[Begin]

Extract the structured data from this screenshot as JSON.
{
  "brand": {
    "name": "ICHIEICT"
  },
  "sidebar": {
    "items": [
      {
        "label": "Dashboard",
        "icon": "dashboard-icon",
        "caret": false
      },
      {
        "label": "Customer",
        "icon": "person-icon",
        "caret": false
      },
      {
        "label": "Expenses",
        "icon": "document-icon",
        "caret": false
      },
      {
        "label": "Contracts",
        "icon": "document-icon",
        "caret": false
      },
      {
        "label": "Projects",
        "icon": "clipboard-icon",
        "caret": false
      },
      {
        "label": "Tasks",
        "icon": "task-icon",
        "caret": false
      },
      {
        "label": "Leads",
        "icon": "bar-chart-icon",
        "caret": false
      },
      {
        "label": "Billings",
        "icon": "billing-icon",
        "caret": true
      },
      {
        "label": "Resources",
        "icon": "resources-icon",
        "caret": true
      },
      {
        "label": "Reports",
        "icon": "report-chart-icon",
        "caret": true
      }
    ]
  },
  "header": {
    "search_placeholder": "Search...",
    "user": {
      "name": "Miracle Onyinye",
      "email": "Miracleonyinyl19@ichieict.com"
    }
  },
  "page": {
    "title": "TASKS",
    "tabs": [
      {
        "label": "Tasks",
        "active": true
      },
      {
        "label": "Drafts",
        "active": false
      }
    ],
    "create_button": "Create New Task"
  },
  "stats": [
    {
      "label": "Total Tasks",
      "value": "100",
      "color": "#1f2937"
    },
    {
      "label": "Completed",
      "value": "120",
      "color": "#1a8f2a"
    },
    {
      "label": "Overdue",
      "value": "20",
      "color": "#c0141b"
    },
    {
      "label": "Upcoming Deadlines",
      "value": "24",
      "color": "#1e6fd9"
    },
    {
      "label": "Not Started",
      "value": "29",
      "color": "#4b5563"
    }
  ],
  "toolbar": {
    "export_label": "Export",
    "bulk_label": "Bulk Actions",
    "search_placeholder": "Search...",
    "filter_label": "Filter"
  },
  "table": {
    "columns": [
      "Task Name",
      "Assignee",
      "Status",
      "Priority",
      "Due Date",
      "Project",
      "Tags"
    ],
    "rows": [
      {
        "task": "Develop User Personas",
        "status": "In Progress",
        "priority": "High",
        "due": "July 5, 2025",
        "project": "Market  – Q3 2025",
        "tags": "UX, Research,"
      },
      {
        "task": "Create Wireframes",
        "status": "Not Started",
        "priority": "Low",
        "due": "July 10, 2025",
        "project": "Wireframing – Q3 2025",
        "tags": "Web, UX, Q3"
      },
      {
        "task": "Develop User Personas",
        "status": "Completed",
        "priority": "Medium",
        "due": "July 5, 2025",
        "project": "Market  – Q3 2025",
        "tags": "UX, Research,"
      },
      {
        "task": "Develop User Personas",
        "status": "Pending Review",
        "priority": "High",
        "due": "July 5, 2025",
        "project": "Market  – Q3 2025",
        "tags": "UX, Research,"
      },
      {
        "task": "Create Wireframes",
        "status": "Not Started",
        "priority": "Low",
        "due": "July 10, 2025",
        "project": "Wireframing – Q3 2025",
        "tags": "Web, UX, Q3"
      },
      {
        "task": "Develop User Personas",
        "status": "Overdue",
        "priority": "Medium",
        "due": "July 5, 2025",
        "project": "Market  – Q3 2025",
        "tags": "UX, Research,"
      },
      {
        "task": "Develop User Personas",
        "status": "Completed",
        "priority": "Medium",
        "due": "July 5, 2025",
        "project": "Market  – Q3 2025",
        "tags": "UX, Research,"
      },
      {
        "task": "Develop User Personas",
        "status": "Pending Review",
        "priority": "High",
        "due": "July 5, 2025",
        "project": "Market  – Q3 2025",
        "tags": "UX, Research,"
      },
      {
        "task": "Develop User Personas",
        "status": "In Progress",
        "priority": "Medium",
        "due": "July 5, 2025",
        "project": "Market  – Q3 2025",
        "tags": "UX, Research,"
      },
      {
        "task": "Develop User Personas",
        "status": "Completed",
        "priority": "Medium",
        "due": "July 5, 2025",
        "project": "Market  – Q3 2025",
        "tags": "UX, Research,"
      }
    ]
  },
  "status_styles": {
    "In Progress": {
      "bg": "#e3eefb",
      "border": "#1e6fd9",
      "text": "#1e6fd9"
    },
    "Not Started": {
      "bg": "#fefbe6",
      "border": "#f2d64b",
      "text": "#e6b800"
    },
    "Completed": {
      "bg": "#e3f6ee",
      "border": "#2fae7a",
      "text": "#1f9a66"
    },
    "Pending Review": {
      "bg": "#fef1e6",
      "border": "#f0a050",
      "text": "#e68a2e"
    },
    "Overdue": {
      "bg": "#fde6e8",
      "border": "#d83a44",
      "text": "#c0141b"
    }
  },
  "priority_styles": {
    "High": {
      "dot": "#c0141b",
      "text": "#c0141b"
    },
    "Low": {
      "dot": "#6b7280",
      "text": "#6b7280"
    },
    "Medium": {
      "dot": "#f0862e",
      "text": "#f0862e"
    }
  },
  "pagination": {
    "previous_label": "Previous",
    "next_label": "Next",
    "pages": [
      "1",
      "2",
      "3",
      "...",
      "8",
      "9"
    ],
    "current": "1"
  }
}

[End]

• [Task goal]: Reproduce each record exactly as it appears.

• [Answer to the task]:
Extract the structured data from this screenshot as JSON.
{
  "brand": {
    "name": "ICHIEICT"
  },
  "sidebar": {
    "items": [
      {
        "label": "Dashboard",
        "icon": "dashboard-icon",
        "caret": false
      },
      {
        "label": "Customer",
        "icon": "person-icon",
        "caret": false
      },
      {
        "label": "Expenses",
        "icon": "document-icon",
        "caret": false
      },
      {
        "label": "Contracts",
        "icon": "document-icon",
        "caret": false
      },
      {
        "label": "Projects",
        "icon": "clipboard-icon",
        "caret": false
      },
      {
        "label": "Tasks",
        "icon": "task-icon",
        "caret": false
      },
      {
        "label": "Leads",
        "icon": "bar-chart-icon",
        "caret": false
      },
      {
        "label": "Billings",
        "icon": "billing-icon",
        "caret": true
      },
      {
        "label": "Resources",
        "icon": "resources-icon",
        "caret": true
      },
      {
        "label": "Reports",
        "icon": "report-chart-icon",
        "caret": true
      }
    ]
  },
  "header": {
    "search_placeholder": "Search...",
    "user": {
      "name": "Miracle Onyinye",
      "email": "Miracleonyinyl19@ichieict.com"
    }
  },
  "page": {
    "title": "TASKS",
    "tabs": [
      {
        "label": "Tasks",
        "active": true
      },
      {
        "label": "Drafts",
        "active": false
      }
    ],
    "create_button": "Create New Task"
  },
  "stats": [
    {
      "label": "Total Tasks",
      "value": "100",
      "color": "#1f2937"
    },
    {
      "label": "Completed",
      "value": "120",
      "color": "#1a8f2a"
    },
    {
      "label": "Overdue",
      "value": "20",
      "color": "#c0141b"
    },
    {
      "label": "Upcoming Deadlines",
      "value": "24",
      "color": "#1e6fd9"
    },
    {
      "label": "Not Started",
      "value": "29",
      "color": "#4b5563"
    }
  ],
  "toolbar": {
    "export_label": "Export",
    "bulk_label": "Bulk Actions",
    "search_placeholder": "Search...",
    "filter_label": "Filter"
  },
  "table": {
    "columns": [
      "Task Name",
      "Assignee",
      "Status",
      "Priority",
      "Due Date",
      "Project",
      "Tags"
    ],
    "rows": [
      {
        "task": "Develop User Personas",
        "status": "In Progress",
        "priority": "High",
        "due": "July 5, 2025",
        "project": "Market  – Q3 2025",
        "tags": "UX, Research,"
      },
      {
        "task": "Create Wireframes",
        "status": "Not Started",
        "priority": "Low",
        "due": "July 10, 2025",
        "project": "Wireframing – Q3 2025",
        "tags": "Web, UX, Q3"
      },
      {
        "task": "Develop User Personas",
        "status": "Completed",
        "priority": "Medium",
        "due": "July 5, 2025",
        "project": "Market  – Q3 2025",
        "tags": "UX, Research,"
      },
      {
        "task": "Develop User Personas",
        "status": "Pending Review",
        "priority": "High",
        "due": "July 5, 2025",
        "project": "Market  – Q3 2025",
        "tags": "UX, Research,"
      },
      {
        "task": "Create Wireframes",
        "status": "Not Started",
        "priority": "Low",
        "due": "July 10, 2025",
        "project": "Wireframing – Q3 2025",
        "tags": "Web, UX, Q3"
      },
      {
        "task": "Develop User Personas",
        "status": "Overdue",
        "priority": "Medium",
        "due": "July 5, 2025",
        "project": "Market  – Q3 2025",
        "tags": "UX, Research,"
      },
      {
        "task": "Develop User Personas",
        "status": "Completed",
        "priority": "Medium",
        "due": "July 5, 2025",
        "project": "Market  – Q3 2025",
        "tags": "UX, Research,"
      },
      {
        "task": "Develop User Personas",
        "status": "Pending Review",
        "priority": "High",
        "due": "July 5, 2025",
        "project": "Market  – Q3 2025",
        "tags": "UX, Research,"
      },
      {
        "task": "Develop User Personas",
        "status": "In Progress",
        "priority": "Medium",
        "due": "July 5, 2025",
        "project": "Market  – Q3 2025",
        "tags": "UX, Research,"
      },
      {
        "task": "Develop User Personas",
        "status": "Completed",
        "priority": "Medium",
        "due": "July 5, 2025",
        "project": "Market  – Q3 2025",
        "tags": "UX, Research,"
      }
    ]
  },
  "status_styles": {
    "In Progress": {
      "bg": "#e3eefb",
      "border": "#1e6fd9",
      "text": "#1e6fd9"
    },
    "Not Started": {
      "bg": "#fefbe6",
      "border": "#f2d64b",
      "text": "#e6b800"
    },
    "Completed": {
      "bg": "#e3f6ee",
      "border": "#2fae7a",
      "text": "#1f9a66"
    },
    "Pending Review": {
      "bg": "#fef1e6",
      "border": "#f0a050",
      "text": "#e68a2e"
    },
    "Overdue": {
      "bg": "#fde6e8",
      "border": "#d83a44",
      "text": "#c0141b"
    }
  },
  "priority_styles": {
    "High": {
      "dot": "#c0141b",
      "text": "#c0141b"
    },
    "Low": {
      "dot": "#6b7280",
      "text": "#6b7280"
    },
    "Medium": {
      "dot": "#f0862e",
      "text": "#f0862e"
    }
  },
  "pagination": {
    "previous_label": "Previous",
    "next_label": "Next",
    "pages": [
      "1",
      "2",
      "3",
      "...",
      "8",
      "9"
    ],
    "current": "1"
  }
}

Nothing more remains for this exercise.